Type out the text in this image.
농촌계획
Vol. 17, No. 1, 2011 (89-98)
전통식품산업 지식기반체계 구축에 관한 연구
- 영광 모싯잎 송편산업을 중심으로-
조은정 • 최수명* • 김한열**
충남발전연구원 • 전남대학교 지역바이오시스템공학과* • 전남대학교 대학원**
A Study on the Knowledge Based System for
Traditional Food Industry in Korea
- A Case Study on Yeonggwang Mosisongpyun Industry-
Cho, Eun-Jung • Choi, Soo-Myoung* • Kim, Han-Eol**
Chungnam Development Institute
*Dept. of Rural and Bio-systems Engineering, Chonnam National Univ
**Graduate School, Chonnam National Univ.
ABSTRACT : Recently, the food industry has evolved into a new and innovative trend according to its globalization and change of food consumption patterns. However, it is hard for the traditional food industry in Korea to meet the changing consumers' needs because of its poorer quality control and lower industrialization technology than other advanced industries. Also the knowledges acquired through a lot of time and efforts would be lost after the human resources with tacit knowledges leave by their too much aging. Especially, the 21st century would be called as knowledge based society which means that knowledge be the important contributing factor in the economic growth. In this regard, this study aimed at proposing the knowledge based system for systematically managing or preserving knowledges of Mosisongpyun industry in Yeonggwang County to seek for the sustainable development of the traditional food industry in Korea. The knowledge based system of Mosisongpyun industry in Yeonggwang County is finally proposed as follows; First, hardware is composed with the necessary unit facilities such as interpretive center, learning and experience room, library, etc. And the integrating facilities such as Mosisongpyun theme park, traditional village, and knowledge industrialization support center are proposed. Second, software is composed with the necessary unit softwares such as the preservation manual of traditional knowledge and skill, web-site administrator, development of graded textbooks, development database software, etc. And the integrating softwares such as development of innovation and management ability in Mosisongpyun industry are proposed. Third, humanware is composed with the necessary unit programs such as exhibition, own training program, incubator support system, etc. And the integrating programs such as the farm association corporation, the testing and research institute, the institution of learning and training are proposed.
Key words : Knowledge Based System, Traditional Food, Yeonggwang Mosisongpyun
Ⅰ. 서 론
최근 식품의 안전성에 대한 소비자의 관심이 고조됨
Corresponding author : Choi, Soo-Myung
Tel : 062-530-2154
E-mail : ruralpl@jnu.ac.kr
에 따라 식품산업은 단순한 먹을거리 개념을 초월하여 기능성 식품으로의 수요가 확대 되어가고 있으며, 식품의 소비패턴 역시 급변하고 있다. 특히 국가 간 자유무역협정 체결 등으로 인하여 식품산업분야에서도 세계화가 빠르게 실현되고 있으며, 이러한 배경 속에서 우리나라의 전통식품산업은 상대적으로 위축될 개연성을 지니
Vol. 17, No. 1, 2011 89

+++++

Give nothing but the number of lines containing the string "Choi".

2